- Problem -
Identify and pull out each line of the entries in which "соответствии" occurs.

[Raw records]
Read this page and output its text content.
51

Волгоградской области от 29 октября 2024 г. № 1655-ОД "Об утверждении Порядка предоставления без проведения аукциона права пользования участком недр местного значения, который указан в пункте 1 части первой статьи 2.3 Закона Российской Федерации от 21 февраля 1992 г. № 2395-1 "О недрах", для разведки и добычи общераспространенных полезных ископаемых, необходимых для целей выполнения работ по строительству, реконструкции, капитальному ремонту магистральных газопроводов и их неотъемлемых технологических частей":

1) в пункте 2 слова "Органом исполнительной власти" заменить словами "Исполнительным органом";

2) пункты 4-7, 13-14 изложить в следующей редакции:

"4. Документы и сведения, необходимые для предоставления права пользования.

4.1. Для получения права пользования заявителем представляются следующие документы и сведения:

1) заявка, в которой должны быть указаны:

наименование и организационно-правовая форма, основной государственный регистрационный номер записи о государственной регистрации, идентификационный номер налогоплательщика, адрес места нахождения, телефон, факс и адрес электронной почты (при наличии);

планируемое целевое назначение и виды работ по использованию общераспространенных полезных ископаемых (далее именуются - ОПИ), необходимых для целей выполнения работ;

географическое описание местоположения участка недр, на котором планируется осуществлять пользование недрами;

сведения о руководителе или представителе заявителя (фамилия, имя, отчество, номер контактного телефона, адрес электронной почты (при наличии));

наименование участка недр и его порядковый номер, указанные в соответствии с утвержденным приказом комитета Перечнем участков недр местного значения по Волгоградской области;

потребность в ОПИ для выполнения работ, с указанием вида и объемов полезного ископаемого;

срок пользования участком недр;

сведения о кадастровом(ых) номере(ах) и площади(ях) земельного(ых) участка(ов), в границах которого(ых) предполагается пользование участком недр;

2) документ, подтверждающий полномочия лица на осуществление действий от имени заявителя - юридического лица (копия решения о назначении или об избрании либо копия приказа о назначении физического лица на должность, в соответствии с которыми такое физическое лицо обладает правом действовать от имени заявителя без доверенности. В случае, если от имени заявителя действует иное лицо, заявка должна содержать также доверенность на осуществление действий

- Result for this task -
наименование участка недр и его порядковый номер, указанные в соответствии с утвержденным приказом комитета Перечнем участков недр местного значения по Волгоградской области;
2) документ, подтверждающий полномочия лица на осуществление действий от имени заявителя - юридического лица (копия решения о назначении или об избрании либо копия приказа о назначении физического лица на должность, в соответствии с которыми такое физическое лицо обладает правом действовать от имени заявителя без доверенности. В случае, если от имени заявителя действует иное лицо, заявка должна содержать также доверенность на осуществление действий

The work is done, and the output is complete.